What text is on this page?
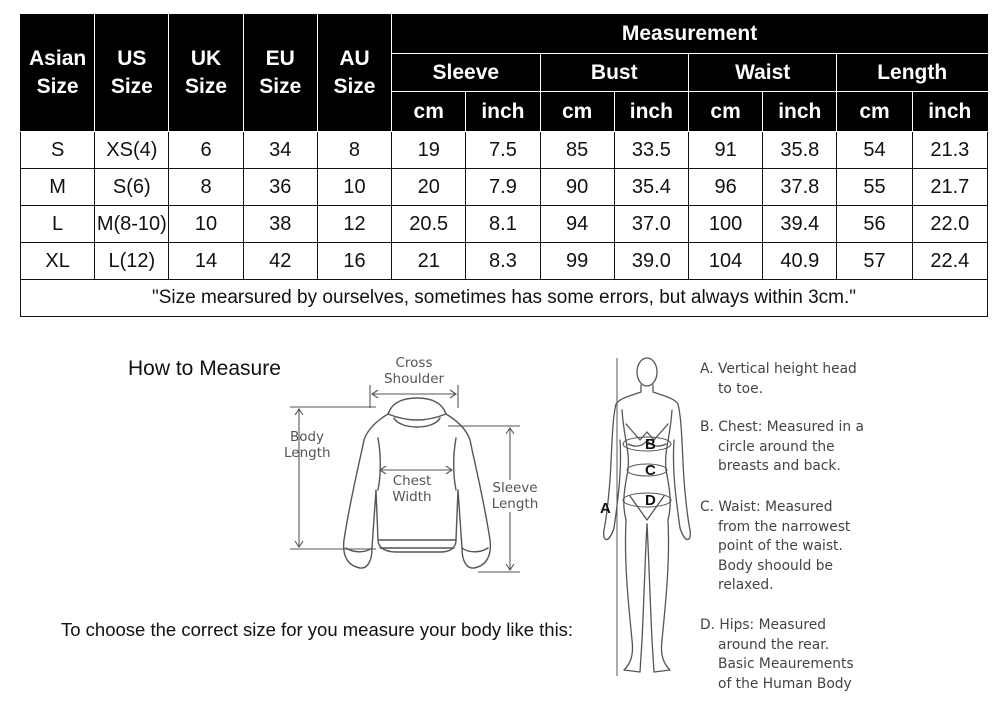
Asian
Size	US
Size	UK
Size	EU
Size	AU
Size	Measurement							
					Sleeve		Bust		Waist		Length	
					cm	inch	cm	inch	cm	inch	cm	inch
S	XS(4)	6	34	8	19	7.5	85	33.5	91	35.8	54	21.3
M	S(6)	8	36	10	20	7.9	90	35.4	96	37.8	55	21.7
L	M(8-10)	10	38	12	20.5	8.1	94	37.0	100	39.4	56	22.0
XL	L(12)	14	42	16	21	8.3	99	39.0	104	40.9	57	22.4
"Size mearsured by ourselves, sometimes has some errors, but always within 3cm."												
How to Measure
To choose the correct size for you measure your body like this:
B
C
D
A
Cross
Shoulder
Body
Length
Chest
Width
Sleeve
Length
A. Vertical height head
to toe.
B. Chest: Measured in a
circle around the
breasts and back.
C. Waist: Measured
from the narrowest
point of the waist.
Body shoould be
relaxed.
D. Hips: Measured
around the rear.
Basic Meaurements
of the Human Body
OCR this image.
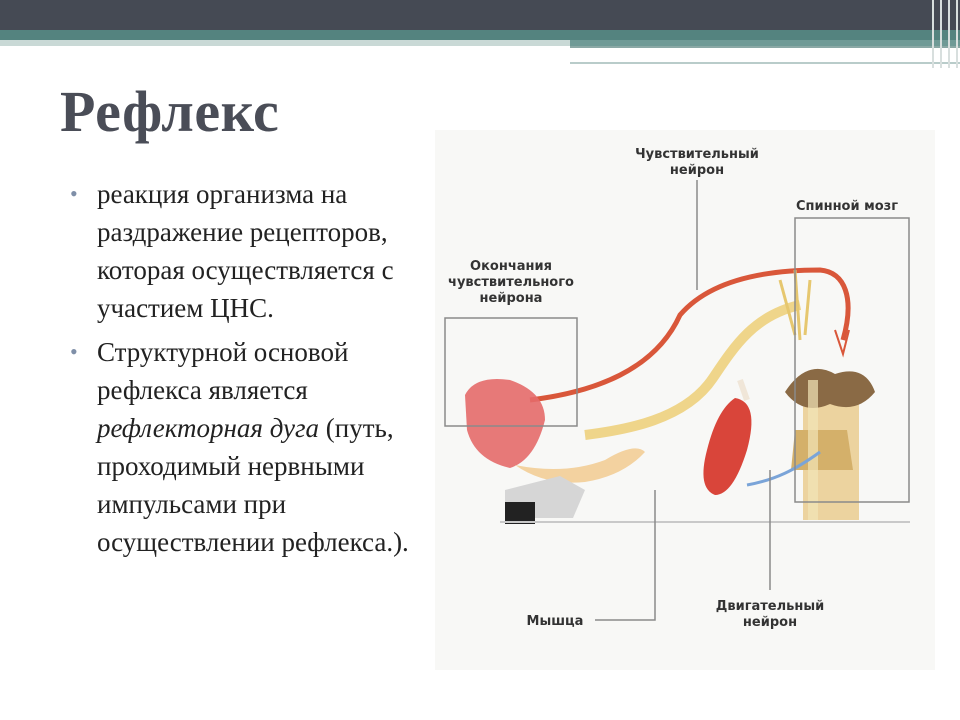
Рефлекс
• реакция организма на раздражение рецепторов, которая осуществляется с участием ЦНС.
• Структурной основой рефлекса является рефлекторная дуга (путь, проходимый нервными импульсами при осуществлении рефлекса.).
Чувствительный
нейрон
Спинной мозг
Окончания
чувствительного
нейрона
Мышца
Двигательный
нейрон
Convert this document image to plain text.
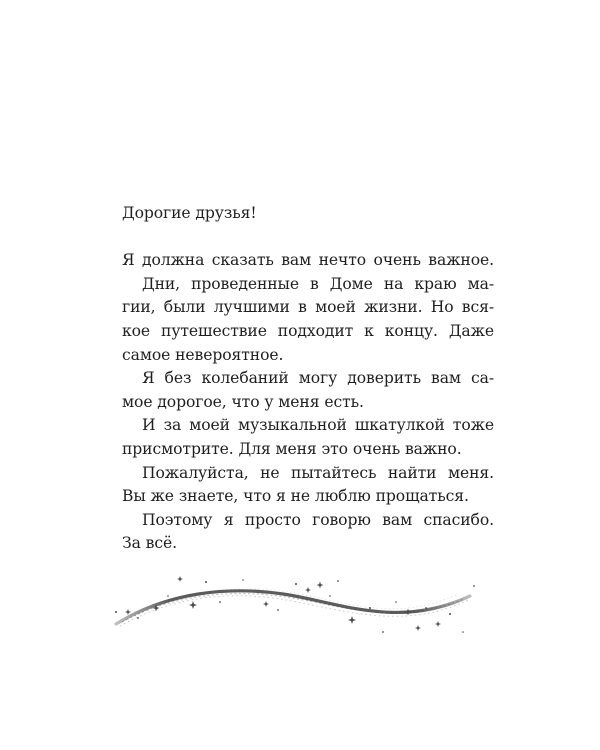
Дорогие друзья!
Я должна сказать вам нечто очень важное.
Дни, проведенные в Доме на краю ма-
гии, были лучшими в моей жизни. Но вся-
кое путешествие подходит к концу. Даже
самое невероятное.
Я без колебаний могу доверить вам са-
мое дорогое, что у меня есть.
И за моей музыкальной шкатулкой тоже
присмотрите. Для меня это очень важно.
Пожалуйста, не пытайтесь найти меня.
Вы же знаете, что я не люблю прощаться.
Поэтому я просто говорю вам спасибо.
За всё.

════════

Tell how many lines of the data above hold the string "Measured". Give only the number.

ANSWER TO THE PROBLEM
3